What is asked:
Locate the lines of the listing below that hold "control", then copy each of them.

Material supplied:
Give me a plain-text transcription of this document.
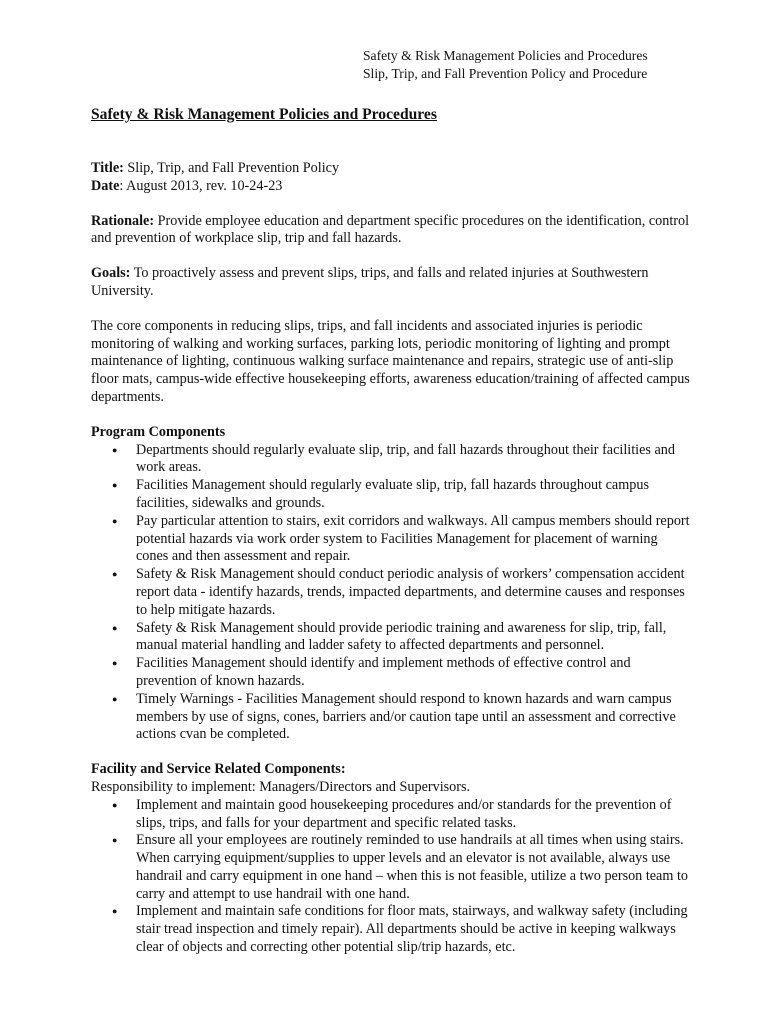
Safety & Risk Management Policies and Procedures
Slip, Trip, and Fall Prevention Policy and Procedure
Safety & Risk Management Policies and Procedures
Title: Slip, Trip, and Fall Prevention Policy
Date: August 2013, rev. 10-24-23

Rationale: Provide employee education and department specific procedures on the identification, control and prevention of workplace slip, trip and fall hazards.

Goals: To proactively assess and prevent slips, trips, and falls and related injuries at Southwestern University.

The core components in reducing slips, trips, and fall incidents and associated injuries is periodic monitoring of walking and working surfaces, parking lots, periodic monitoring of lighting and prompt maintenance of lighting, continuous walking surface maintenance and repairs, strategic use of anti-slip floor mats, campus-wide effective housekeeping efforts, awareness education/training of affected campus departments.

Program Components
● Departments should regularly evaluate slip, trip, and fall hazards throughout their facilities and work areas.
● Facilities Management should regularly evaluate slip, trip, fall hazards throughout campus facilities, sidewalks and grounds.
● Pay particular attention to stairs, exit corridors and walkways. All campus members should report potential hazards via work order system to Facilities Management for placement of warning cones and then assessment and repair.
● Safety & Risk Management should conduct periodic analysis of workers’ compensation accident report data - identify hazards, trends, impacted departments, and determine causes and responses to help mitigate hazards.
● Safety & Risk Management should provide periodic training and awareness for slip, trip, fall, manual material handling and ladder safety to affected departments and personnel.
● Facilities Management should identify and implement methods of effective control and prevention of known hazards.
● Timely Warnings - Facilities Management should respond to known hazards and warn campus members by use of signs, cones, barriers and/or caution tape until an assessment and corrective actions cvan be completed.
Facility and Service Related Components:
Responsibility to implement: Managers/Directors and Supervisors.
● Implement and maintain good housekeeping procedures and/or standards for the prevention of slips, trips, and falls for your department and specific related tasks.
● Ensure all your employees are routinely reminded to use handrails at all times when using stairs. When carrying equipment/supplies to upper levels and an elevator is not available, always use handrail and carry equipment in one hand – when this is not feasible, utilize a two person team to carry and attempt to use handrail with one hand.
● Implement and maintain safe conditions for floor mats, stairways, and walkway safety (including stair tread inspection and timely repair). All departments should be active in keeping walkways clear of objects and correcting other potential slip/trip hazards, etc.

Solution to this task:
Rationale: Provide employee education and department specific procedures on the identification, control and prevention of workplace slip, trip and fall hazards.
● Facilities Management should identify and implement methods of effective control and prevention of known hazards.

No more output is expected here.